Figure record listings:
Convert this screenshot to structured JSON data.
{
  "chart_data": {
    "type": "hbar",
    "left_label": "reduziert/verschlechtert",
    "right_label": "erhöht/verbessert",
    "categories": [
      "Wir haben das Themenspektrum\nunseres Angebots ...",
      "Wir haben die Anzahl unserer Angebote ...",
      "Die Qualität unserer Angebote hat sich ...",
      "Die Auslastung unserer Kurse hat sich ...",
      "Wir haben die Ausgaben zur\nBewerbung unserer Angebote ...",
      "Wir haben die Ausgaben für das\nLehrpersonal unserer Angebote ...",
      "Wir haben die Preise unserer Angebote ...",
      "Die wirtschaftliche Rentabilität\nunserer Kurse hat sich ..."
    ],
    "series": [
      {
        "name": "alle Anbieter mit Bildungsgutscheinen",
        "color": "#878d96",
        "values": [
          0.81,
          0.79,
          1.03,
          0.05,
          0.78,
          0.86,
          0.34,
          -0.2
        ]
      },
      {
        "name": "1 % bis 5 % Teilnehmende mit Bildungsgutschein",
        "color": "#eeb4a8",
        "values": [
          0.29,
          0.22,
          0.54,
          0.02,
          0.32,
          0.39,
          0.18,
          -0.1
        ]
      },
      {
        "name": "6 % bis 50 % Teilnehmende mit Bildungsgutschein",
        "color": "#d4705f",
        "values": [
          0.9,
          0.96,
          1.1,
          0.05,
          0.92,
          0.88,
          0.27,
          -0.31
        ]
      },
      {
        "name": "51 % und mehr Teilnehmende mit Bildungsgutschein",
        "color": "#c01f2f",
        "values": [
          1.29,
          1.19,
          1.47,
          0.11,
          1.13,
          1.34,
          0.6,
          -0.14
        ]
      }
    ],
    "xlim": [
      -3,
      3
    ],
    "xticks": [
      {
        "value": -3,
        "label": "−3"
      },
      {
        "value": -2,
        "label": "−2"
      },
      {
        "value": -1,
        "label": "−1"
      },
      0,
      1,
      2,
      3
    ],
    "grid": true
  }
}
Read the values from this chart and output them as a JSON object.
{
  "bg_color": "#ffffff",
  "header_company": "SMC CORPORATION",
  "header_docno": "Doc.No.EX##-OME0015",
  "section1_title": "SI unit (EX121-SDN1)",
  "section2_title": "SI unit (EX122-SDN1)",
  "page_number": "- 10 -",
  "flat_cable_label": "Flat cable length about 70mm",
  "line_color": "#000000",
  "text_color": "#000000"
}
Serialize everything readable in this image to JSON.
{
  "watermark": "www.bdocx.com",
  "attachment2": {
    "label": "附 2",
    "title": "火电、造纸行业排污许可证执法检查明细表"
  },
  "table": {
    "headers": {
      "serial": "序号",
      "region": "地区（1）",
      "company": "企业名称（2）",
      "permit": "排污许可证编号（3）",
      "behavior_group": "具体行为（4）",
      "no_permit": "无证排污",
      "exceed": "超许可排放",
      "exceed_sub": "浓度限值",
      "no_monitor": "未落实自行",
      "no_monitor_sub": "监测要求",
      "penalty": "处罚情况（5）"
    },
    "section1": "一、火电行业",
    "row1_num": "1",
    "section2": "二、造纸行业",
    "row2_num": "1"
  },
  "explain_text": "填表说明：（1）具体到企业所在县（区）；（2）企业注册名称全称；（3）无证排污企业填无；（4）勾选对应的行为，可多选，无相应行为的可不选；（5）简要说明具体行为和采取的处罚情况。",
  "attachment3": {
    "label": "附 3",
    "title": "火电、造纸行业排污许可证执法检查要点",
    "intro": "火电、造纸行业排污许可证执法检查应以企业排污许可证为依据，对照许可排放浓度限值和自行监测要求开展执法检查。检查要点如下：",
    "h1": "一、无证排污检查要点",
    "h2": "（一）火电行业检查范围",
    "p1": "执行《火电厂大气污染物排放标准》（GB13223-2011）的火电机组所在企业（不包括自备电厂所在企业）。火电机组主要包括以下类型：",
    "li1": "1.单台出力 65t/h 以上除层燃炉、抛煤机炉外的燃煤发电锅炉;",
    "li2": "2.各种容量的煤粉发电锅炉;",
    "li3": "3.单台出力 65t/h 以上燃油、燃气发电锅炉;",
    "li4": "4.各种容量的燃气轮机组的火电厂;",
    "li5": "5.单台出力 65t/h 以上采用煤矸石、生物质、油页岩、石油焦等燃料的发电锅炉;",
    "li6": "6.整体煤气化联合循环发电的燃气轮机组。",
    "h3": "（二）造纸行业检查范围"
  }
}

Task prompt ->
Print the material verbatim, all of it.

Correct output ->
Convert this screenshot to structured JSON data.
{
  "chart_data": {
    "type": "hbar",
    "left_label": "reduziert/verschlechtert",
    "right_label": "erhöht/verbessert",
    "categories": [
      "Wir haben das Themenspektrum\nunseres Angebots ...",
      "Wir haben die Anzahl unserer Angebote ...",
      "Die Qualität unserer Angebote hat sich ...",
      "Die Auslastung unserer Kurse hat sich ...",
      "Wir haben die Ausgaben zur\nBewerbung unserer Angebote ...",
      "Wir haben die Ausgaben für das\nLehrpersonal unserer Angebote ...",
      "Wir haben die Preise unserer Angebote ...",
      "Die wirtschaftliche Rentabilität\nunserer Kurse hat sich ..."
    ],
    "series": [
      {
        "name": "alle Anbieter mit Bildungsgutscheinen",
        "color": "#878d96",
        "values": [
          0.81,
          0.79,
          1.03,
          0.05,
          0.78,
          0.86,
          0.34,
          -0.2
        ]
      },
      {
        "name": "1 % bis 5 % Teilnehmende mit Bildungsgutschein",
        "color": "#eeb4a8",
        "values": [
          0.29,
          0.22,
          0.54,
          0.02,
          0.32,
          0.39,
          0.18,
          -0.1
        ]
      },
      {
        "name": "6 % bis 50 % Teilnehmende mit Bildungsgutschein",
        "color": "#d4705f",
        "values": [
          0.9,
          0.96,
          1.1,
          0.05,
          0.92,
          0.88,
          0.27,
          -0.31
        ]
      },
      {
        "name": "51 % und mehr Teilnehmende mit Bildungsgutschein",
        "color": "#c01f2f",
        "values": [
          1.29,
          1.19,
          1.47,
          0.11,
          1.13,
          1.34,
          0.6,
          -0.14
        ]
      }
    ],
    "xlim": [
      -3,
      3
    ],
    "xticks": [
      {
        "value": -3,
        "label": "−3"
      },
      {
        "value": -2,
        "label": "−2"
      },
      {
        "value": -1,
        "label": "−1"
      },
      0,
      1,
      2,
      3
    ],
    "grid": true
  }
}
Read the values from this chart and output them as a JSON object.
{
  "bg_color": "#ffffff",
  "header_company": "SMC CORPORATION",
  "header_docno": "Doc.No.EX##-OME0015",
  "section1_title": "SI unit (EX121-SDN1)",
  "section2_title": "SI unit (EX122-SDN1)",
  "page_number": "- 10 -",
  "flat_cable_label": "Flat cable length about 70mm",
  "line_color": "#000000",
  "text_color": "#000000"
}
Serialize everything readable in this image to JSON.
{
  "watermark": "www.bdocx.com",
  "attachment2": {
    "label": "附 2",
    "title": "火电、造纸行业排污许可证执法检查明细表"
  },
  "table": {
    "headers": {
      "serial": "序号",
      "region": "地区（1）",
      "company": "企业名称（2）",
      "permit": "排污许可证编号（3）",
      "behavior_group": "具体行为（4）",
      "no_permit": "无证排污",
      "exceed": "超许可排放",
      "exceed_sub": "浓度限值",
      "no_monitor": "未落实自行",
      "no_monitor_sub": "监测要求",
      "penalty": "处罚情况（5）"
    },
    "section1": "一、火电行业",
    "row1_num": "1",
    "section2": "二、造纸行业",
    "row2_num": "1"
  },
  "explain_text": "填表说明：（1）具体到企业所在县（区）；（2）企业注册名称全称；（3）无证排污企业填无；（4）勾选对应的行为，可多选，无相应行为的可不选；（5）简要说明具体行为和采取的处罚情况。",
  "attachment3": {
    "label": "附 3",
    "title": "火电、造纸行业排污许可证执法检查要点",
    "intro": "火电、造纸行业排污许可证执法检查应以企业排污许可证为依据，对照许可排放浓度限值和自行监测要求开展执法检查。检查要点如下：",
    "h1": "一、无证排污检查要点",
    "h2": "（一）火电行业检查范围",
    "p1": "执行《火电厂大气污染物排放标准》（GB13223-2011）的火电机组所在企业（不包括自备电厂所在企业）。火电机组主要包括以下类型：",
    "li1": "1.单台出力 65t/h 以上除层燃炉、抛煤机炉外的燃煤发电锅炉;",
    "li2": "2.各种容量的煤粉发电锅炉;",
    "li3": "3.单台出力 65t/h 以上燃油、燃气发电锅炉;",
    "li4": "4.各种容量的燃气轮机组的火电厂;",
    "li5": "5.单台出力 65t/h 以上采用煤矸石、生物质、油页岩、石油焦等燃料的发电锅炉;",
    "li6": "6.整体煤气化联合循环发电的燃气轮机组。",
    "h3": "（二）造纸行业检查范围"
  }
}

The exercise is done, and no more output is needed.